• [PROBLEM TO WORK ON] Write the listing out again, all of it, word for word.
##########
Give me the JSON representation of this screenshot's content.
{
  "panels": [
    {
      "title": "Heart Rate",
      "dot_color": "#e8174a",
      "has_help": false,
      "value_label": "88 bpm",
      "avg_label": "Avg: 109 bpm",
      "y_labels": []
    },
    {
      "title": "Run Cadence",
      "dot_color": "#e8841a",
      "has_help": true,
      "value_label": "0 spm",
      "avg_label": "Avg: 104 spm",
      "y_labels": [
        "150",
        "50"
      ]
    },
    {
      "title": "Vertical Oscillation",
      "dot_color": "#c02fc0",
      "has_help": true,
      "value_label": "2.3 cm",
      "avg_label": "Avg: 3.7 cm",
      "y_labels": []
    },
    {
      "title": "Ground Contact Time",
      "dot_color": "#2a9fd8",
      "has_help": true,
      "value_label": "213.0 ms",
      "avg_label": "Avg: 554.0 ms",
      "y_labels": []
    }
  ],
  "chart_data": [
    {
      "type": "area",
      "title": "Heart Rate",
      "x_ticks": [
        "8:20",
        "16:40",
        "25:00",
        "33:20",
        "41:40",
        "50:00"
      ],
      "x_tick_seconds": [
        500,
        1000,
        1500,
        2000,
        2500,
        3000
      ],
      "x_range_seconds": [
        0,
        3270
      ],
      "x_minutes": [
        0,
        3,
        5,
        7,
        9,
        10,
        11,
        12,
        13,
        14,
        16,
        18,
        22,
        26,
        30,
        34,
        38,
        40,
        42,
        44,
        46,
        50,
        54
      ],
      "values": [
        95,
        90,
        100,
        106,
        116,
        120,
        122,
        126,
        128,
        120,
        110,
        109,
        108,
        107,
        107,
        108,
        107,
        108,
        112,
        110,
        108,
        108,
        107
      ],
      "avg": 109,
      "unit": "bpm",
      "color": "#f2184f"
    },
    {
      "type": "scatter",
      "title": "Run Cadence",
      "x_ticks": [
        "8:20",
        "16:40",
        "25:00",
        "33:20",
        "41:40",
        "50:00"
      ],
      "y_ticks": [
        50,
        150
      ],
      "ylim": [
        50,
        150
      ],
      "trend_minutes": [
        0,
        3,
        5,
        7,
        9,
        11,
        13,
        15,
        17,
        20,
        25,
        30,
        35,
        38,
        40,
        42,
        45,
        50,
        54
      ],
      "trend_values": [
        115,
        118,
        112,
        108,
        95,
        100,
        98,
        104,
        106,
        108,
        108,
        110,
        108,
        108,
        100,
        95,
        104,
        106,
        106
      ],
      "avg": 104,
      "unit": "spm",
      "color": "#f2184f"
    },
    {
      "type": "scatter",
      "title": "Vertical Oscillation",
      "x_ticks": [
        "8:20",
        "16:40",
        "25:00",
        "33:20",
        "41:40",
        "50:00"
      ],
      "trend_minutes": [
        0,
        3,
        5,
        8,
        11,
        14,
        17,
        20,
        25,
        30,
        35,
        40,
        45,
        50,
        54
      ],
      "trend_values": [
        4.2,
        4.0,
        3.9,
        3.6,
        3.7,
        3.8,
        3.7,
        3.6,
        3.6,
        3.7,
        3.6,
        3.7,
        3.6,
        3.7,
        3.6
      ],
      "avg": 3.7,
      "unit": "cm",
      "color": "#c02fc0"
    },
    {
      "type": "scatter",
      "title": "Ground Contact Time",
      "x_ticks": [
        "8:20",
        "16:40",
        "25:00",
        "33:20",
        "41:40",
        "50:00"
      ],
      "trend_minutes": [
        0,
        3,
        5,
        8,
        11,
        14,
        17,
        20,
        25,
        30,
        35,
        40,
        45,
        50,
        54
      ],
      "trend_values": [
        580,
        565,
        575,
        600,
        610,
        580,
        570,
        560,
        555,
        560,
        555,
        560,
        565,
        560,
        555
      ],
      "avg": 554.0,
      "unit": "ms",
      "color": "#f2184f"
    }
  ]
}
##########
• [ANSWER TO THE TASK]
Give me the JSON representation of this screenshot's content.
{
  "panels": [
    {
      "title": "Heart Rate",
      "dot_color": "#e8174a",
      "has_help": false,
      "value_label": "88 bpm",
      "avg_label": "Avg: 109 bpm",
      "y_labels": []
    },
    {
      "title": "Run Cadence",
      "dot_color": "#e8841a",
      "has_help": true,
      "value_label": "0 spm",
      "avg_label": "Avg: 104 spm",
      "y_labels": [
        "150",
        "50"
      ]
    },
    {
      "title": "Vertical Oscillation",
      "dot_color": "#c02fc0",
      "has_help": true,
      "value_label": "2.3 cm",
      "avg_label": "Avg: 3.7 cm",
      "y_labels": []
    },
    {
      "title": "Ground Contact Time",
      "dot_color": "#2a9fd8",
      "has_help": true,
      "value_label": "213.0 ms",
      "avg_label": "Avg: 554.0 ms",
      "y_labels": []
    }
  ],
  "chart_data": [
    {
      "type": "area",
      "title": "Heart Rate",
      "x_ticks": [
        "8:20",
        "16:40",
        "25:00",
        "33:20",
        "41:40",
        "50:00"
      ],
      "x_tick_seconds": [
        500,
        1000,
        1500,
        2000,
        2500,
        3000
      ],
      "x_range_seconds": [
        0,
        3270
      ],
      "x_minutes": [
        0,
        3,
        5,
        7,
        9,
        10,
        11,
        12,
        13,
        14,
        16,
        18,
        22,
        26,
        30,
        34,
        38,
        40,
        42,
        44,
        46,
        50,
        54
      ],
      "values": [
        95,
        90,
        100,
        106,
        116,
        120,
        122,
        126,
        128,
        120,
        110,
        109,
        108,
        107,
        107,
        108,
        107,
        108,
        112,
        110,
        108,
        108,
        107
      ],
      "avg": 109,
      "unit": "bpm",
      "color": "#f2184f"
    },
    {
      "type": "scatter",
      "title": "Run Cadence",
      "x_ticks": [
        "8:20",
        "16:40",
        "25:00",
        "33:20",
        "41:40",
        "50:00"
      ],
      "y_ticks": [
        50,
        150
      ],
      "ylim": [
        50,
        150
      ],
      "trend_minutes": [
        0,
        3,
        5,
        7,
        9,
        11,
        13,
        15,
        17,
        20,
        25,
        30,
        35,
        38,
        40,
        42,
        45,
        50,
        54
      ],
      "trend_values": [
        115,
        118,
        112,
        108,
        95,
        100,
        98,
        104,
        106,
        108,
        108,
        110,
        108,
        108,
        100,
        95,
        104,
        106,
        106
      ],
      "avg": 104,
      "unit": "spm",
      "color": "#f2184f"
    },
    {
      "type": "scatter",
      "title": "Vertical Oscillation",
      "x_ticks": [
        "8:20",
        "16:40",
        "25:00",
        "33:20",
        "41:40",
        "50:00"
      ],
      "trend_minutes": [
        0,
        3,
        5,
        8,
        11,
        14,
        17,
        20,
        25,
        30,
        35,
        40,
        45,
        50,
        54
      ],
      "trend_values": [
        4.2,
        4.0,
        3.9,
        3.6,
        3.7,
        3.8,
        3.7,
        3.6,
        3.6,
        3.7,
        3.6,
        3.7,
        3.6,
        3.7,
        3.6
      ],
      "avg": 3.7,
      "unit": "cm",
      "color": "#c02fc0"
    },
    {
      "type": "scatter",
      "title": "Ground Contact Time",
      "x_ticks": [
        "8:20",
        "16:40",
        "25:00",
        "33:20",
        "41:40",
        "50:00"
      ],
      "trend_minutes": [
        0,
        3,
        5,
        8,
        11,
        14,
        17,
        20,
        25,
        30,
        35,
        40,
        45,
        50,
        54
      ],
      "trend_values": [
        580,
        565,
        575,
        600,
        610,
        580,
        570,
        560,
        555,
        560,
        555,
        560,
        565,
        560,
        555
      ],
      "avg": 554.0,
      "unit": "ms",
      "color": "#f2184f"
    }
  ]
}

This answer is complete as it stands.